> **EXERCISE REQUIREMENTS**
Select lines where the word "giallo" appears.

--- begin SUPPLIED INFORMATION ---

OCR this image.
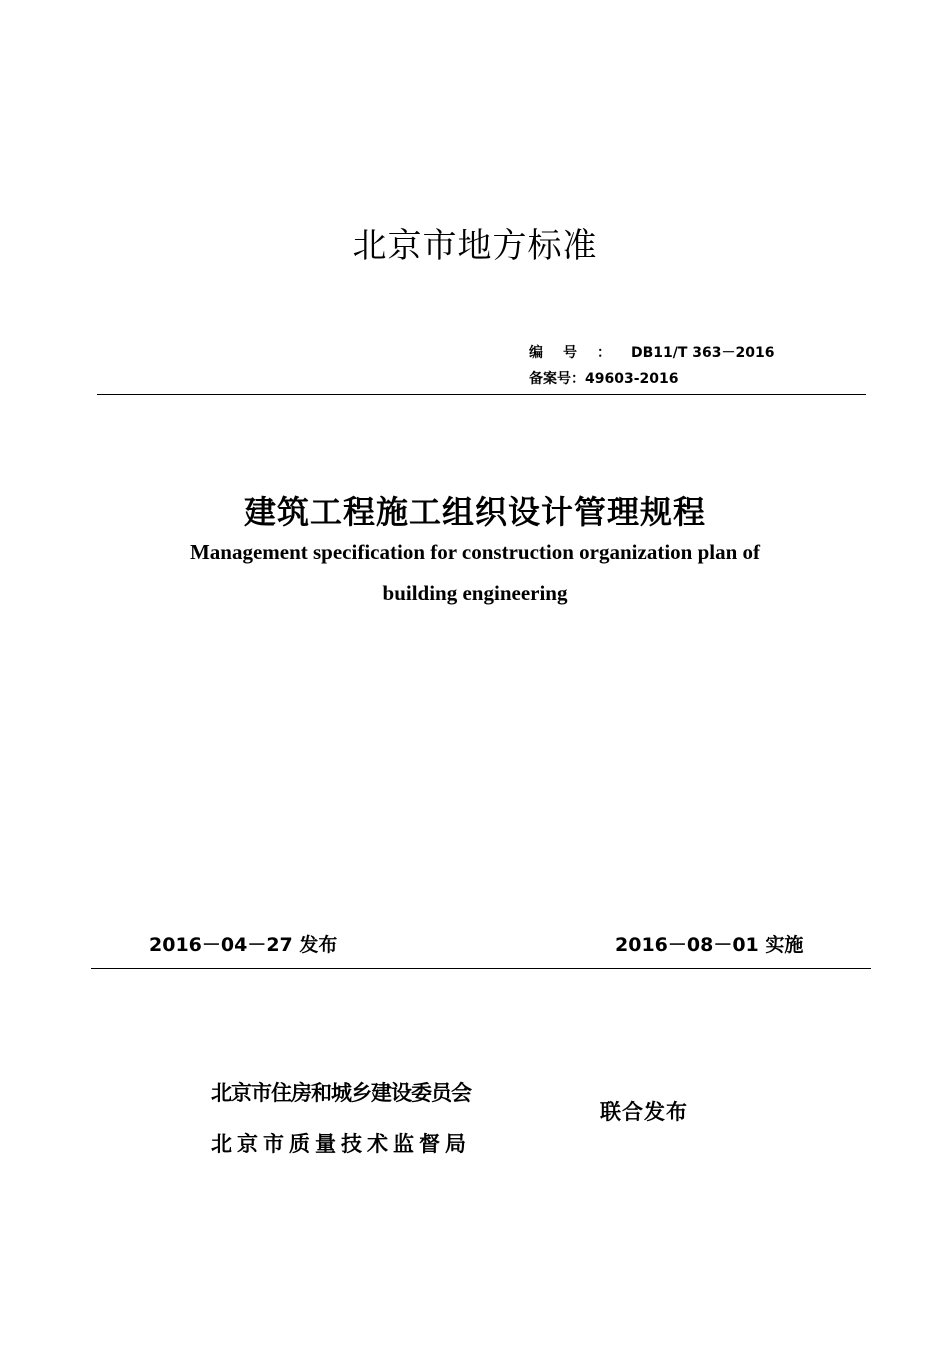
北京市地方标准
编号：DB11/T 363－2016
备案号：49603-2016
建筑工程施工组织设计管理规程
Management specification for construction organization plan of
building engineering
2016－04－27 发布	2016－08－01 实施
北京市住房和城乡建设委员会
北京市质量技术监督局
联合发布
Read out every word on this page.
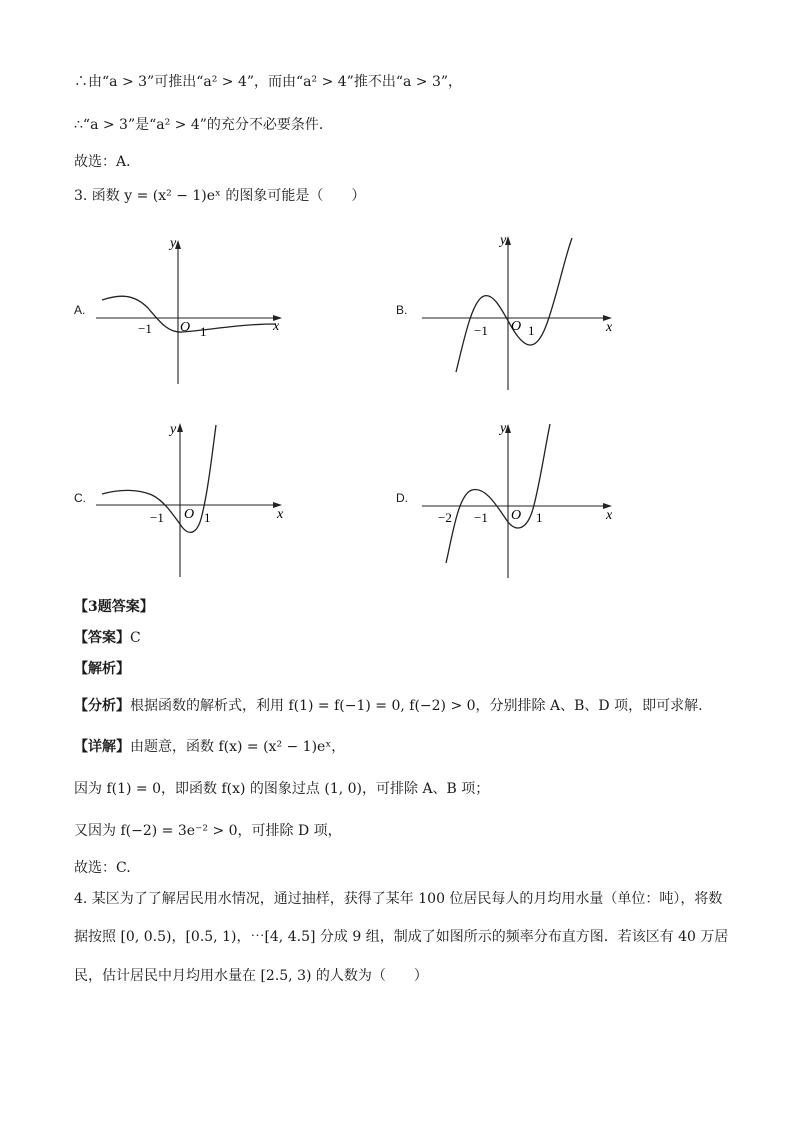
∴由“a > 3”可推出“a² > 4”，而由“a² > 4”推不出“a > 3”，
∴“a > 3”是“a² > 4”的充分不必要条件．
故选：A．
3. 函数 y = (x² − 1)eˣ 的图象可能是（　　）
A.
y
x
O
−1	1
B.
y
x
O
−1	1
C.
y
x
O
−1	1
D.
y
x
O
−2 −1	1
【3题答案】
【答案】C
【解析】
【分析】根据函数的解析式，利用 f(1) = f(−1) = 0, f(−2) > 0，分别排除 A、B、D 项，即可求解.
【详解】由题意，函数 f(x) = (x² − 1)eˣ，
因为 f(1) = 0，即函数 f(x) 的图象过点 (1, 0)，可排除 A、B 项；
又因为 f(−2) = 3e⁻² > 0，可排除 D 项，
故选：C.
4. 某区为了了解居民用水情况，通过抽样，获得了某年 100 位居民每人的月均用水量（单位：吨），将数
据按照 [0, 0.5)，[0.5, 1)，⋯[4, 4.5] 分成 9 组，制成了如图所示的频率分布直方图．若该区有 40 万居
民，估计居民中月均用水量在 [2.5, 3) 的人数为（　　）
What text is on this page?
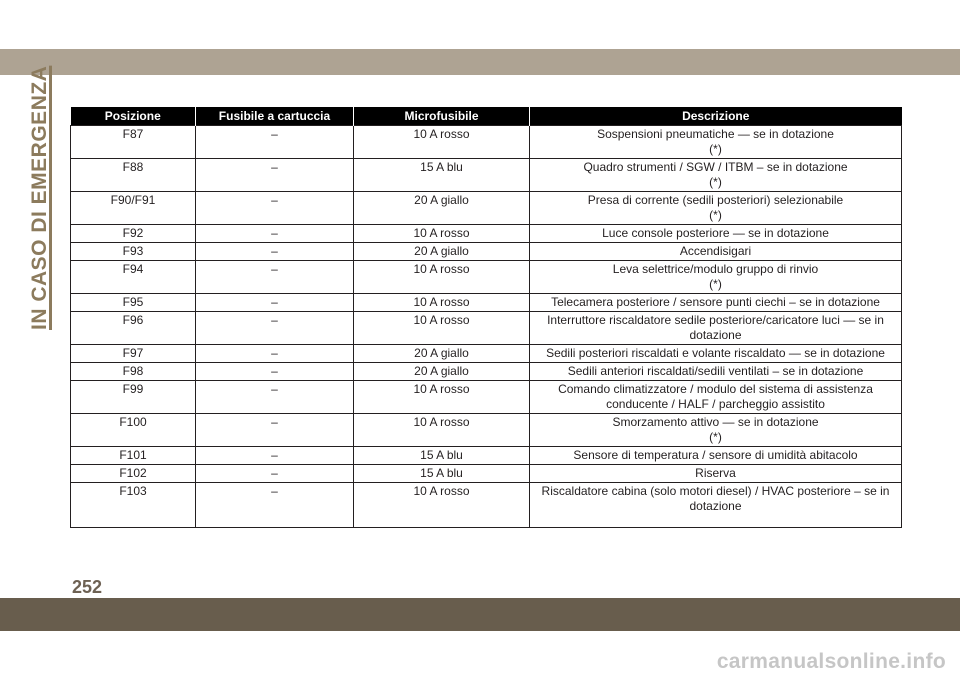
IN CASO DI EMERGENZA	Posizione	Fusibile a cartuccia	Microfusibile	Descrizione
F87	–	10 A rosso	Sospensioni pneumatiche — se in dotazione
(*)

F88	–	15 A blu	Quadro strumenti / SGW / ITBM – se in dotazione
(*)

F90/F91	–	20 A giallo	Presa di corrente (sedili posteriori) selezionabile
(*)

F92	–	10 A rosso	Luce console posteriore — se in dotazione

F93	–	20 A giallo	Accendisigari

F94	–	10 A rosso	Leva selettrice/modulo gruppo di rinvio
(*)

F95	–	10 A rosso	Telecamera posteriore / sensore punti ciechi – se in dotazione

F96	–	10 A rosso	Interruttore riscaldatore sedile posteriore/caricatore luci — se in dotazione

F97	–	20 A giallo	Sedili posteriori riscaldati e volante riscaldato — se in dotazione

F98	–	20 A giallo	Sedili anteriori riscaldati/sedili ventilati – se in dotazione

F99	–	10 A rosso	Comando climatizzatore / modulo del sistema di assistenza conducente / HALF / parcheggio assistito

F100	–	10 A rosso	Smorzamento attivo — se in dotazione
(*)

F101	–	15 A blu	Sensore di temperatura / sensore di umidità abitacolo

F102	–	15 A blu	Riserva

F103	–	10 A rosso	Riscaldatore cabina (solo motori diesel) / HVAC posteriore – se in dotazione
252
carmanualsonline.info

--- end SUPPLIED INFORMATION ---
--- begin SUPPLIED INFORMATION ---

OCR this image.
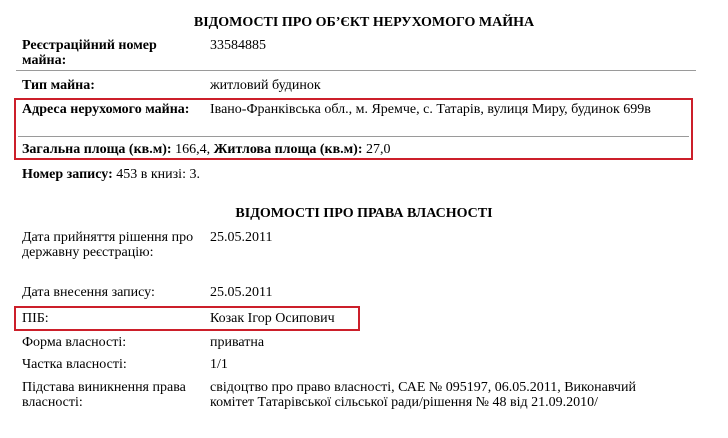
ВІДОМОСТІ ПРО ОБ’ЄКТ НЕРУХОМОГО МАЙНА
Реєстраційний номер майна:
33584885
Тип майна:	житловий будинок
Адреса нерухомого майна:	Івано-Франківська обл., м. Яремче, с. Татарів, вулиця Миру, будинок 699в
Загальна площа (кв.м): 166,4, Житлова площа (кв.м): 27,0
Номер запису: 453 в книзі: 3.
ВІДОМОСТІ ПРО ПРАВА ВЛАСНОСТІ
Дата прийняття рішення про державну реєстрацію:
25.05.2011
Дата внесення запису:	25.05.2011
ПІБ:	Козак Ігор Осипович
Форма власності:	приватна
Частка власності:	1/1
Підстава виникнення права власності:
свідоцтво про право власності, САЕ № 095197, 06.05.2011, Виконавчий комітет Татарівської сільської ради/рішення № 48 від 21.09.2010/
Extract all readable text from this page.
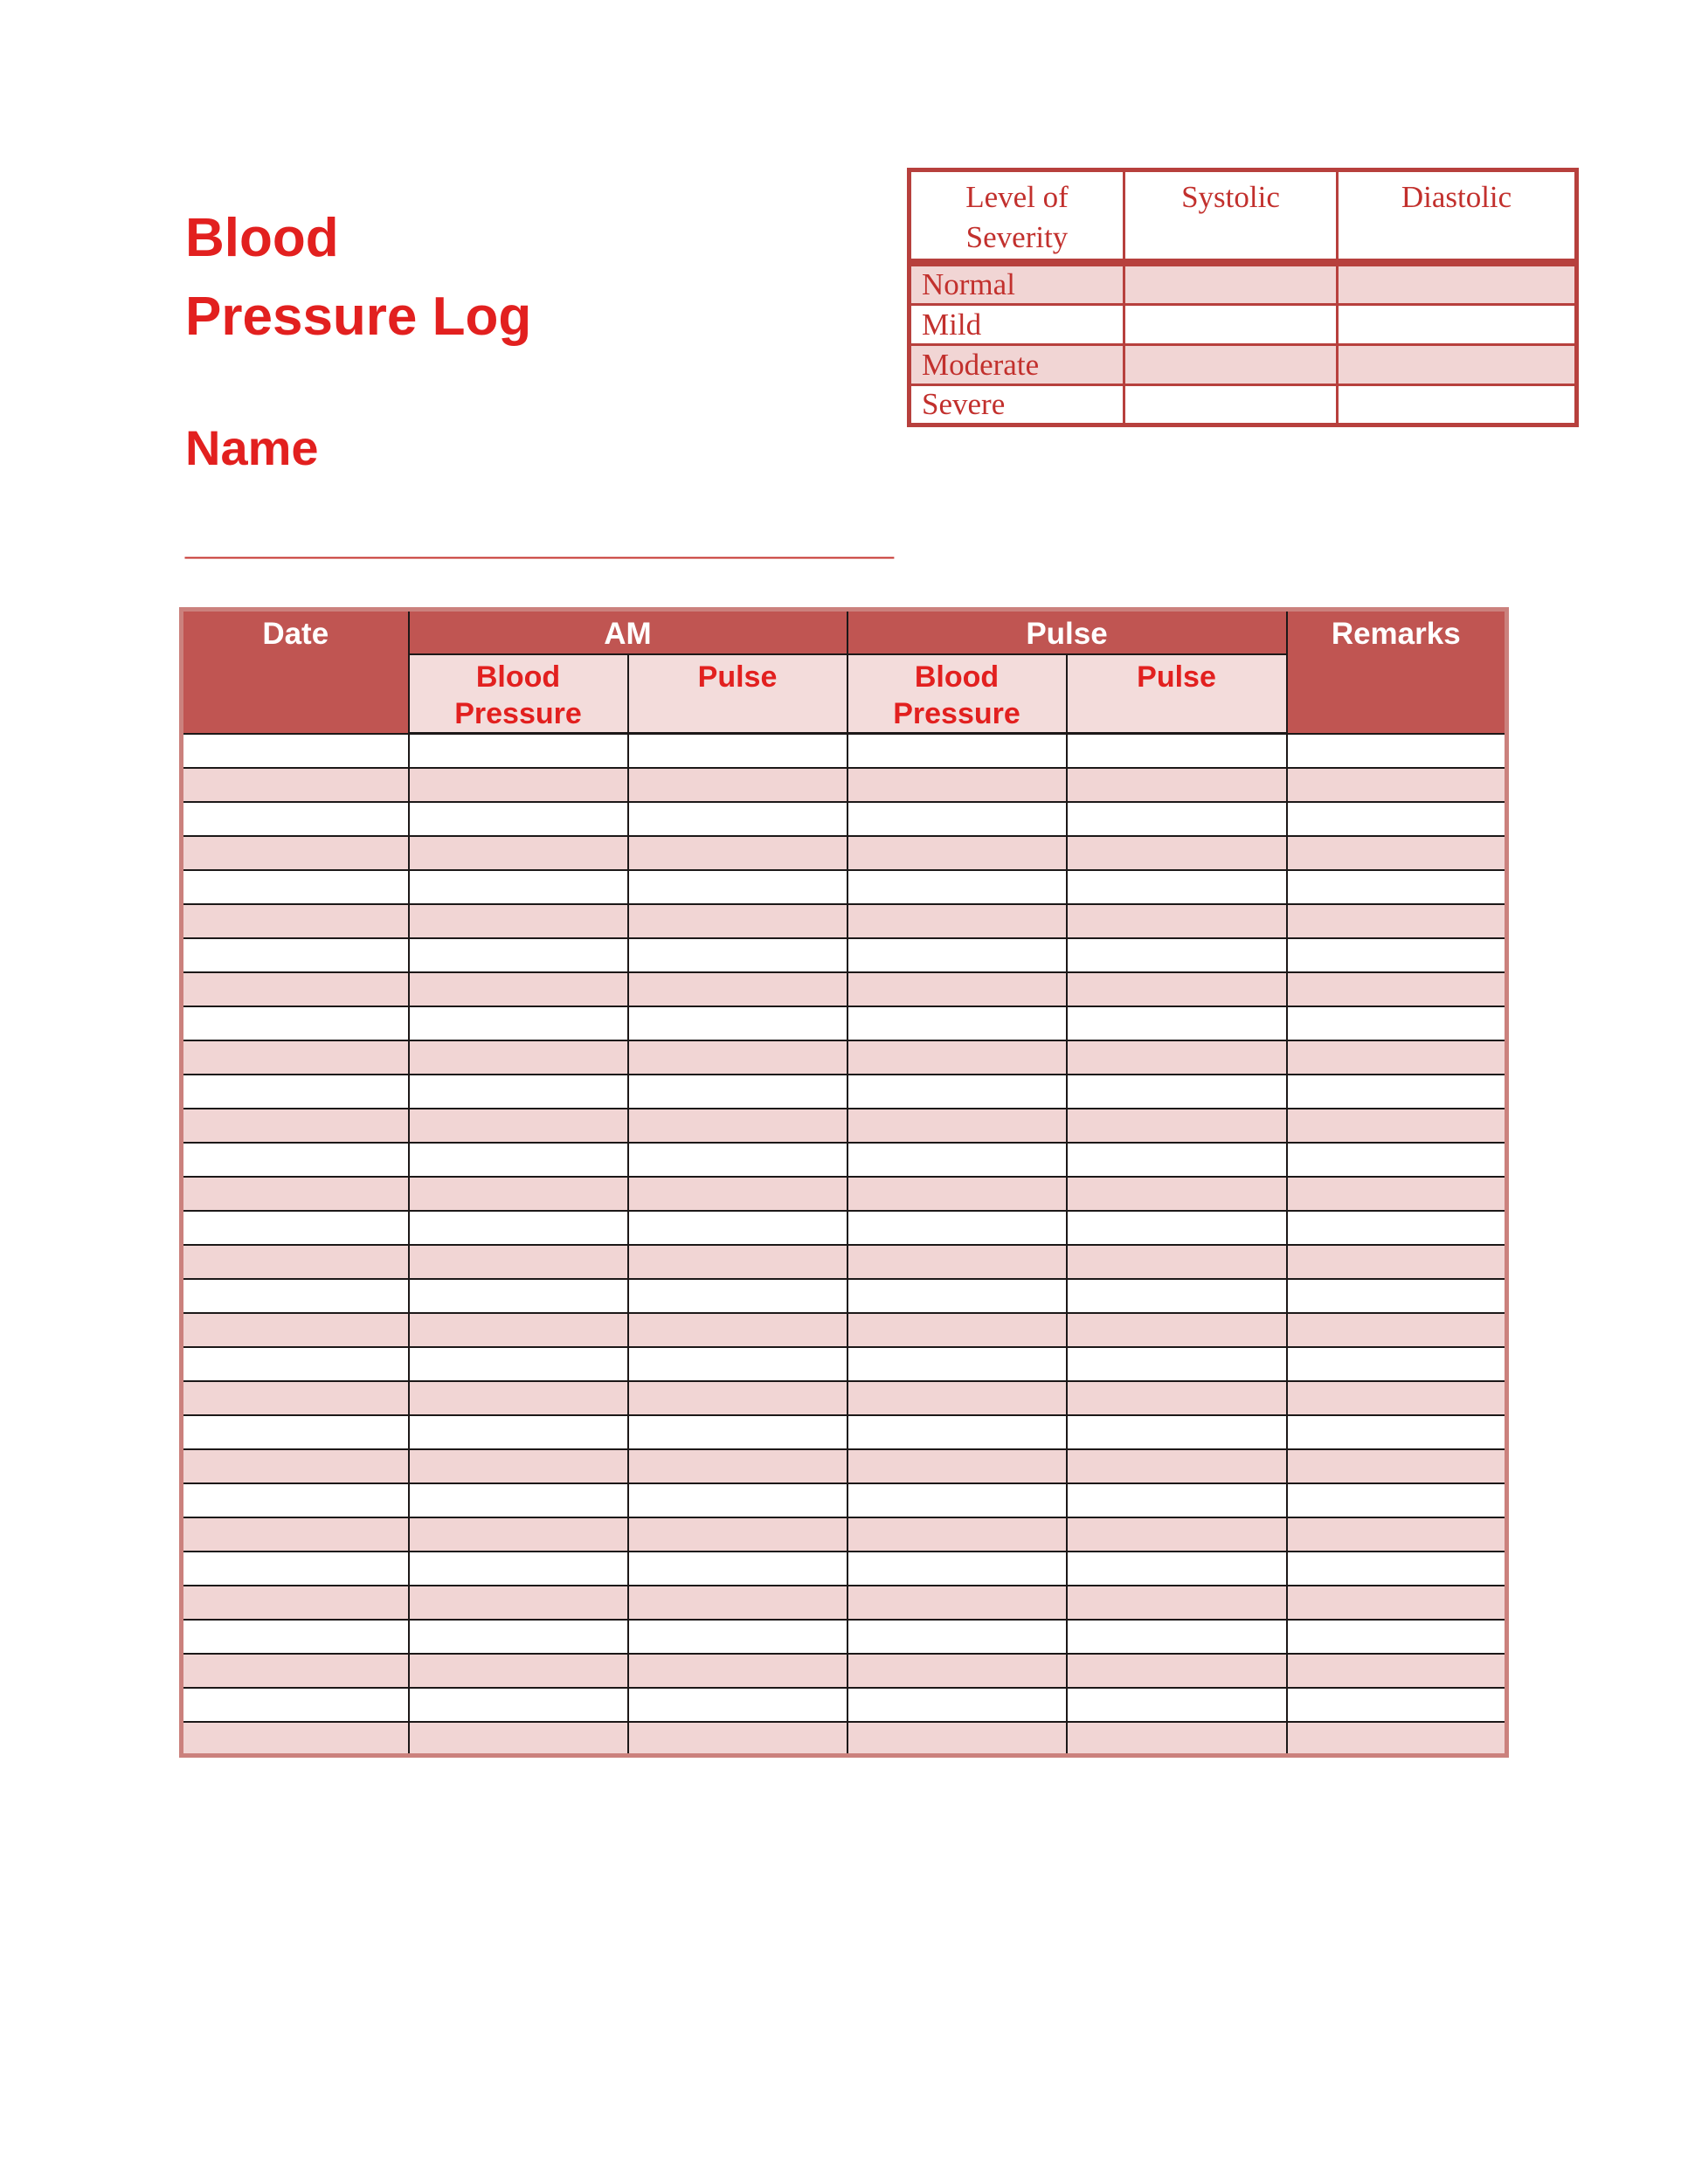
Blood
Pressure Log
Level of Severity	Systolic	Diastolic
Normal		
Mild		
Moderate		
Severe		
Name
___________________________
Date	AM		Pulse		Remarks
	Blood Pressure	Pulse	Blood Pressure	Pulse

--- end SUPPLIED INFORMATION ---
--- begin SUPPLIED INFORMATION ---

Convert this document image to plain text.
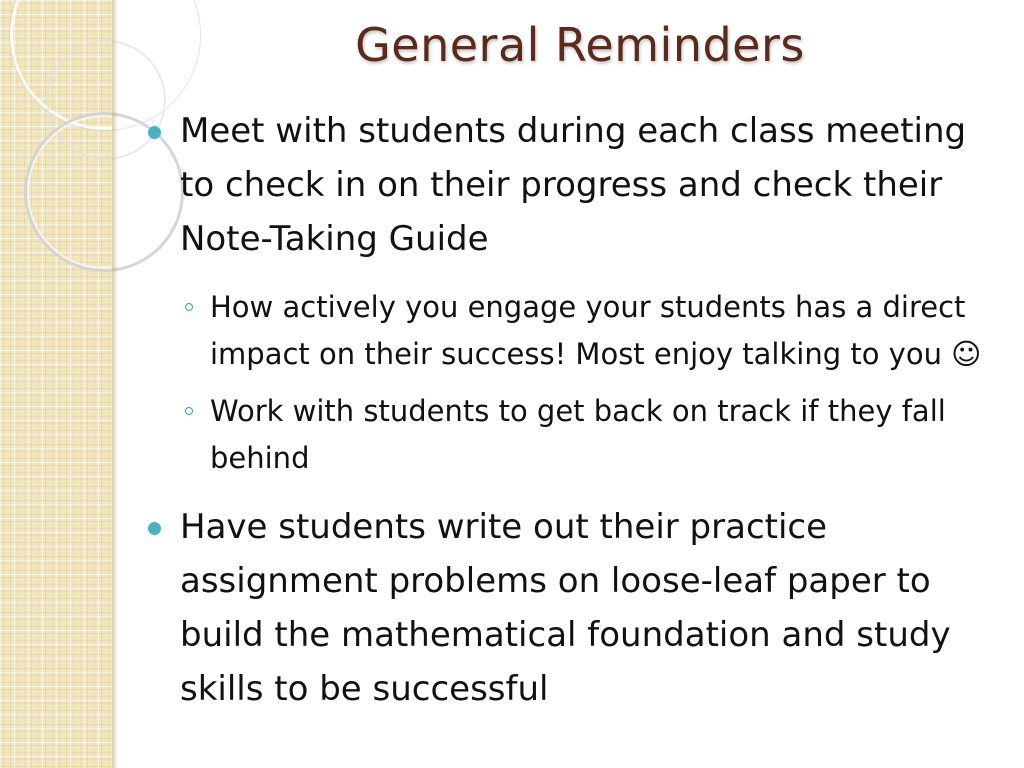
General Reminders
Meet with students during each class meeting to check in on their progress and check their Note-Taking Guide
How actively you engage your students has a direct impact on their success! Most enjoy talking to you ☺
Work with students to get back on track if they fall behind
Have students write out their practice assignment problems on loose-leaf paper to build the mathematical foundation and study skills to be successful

--- end SUPPLIED INFORMATION ---

> **WRITTEN ANSWER**
F90/F91	–	20 A giallo	Presa di corrente (sedili posteriori) selezionabile
F93	–	20 A giallo	Accendisigari
F97	–	20 A giallo	Sedili posteriori riscaldati e volante riscaldato — se in dotazione
F98	–	20 A giallo	Sedili anteriori riscaldati/sedili ventilati – se in dotazione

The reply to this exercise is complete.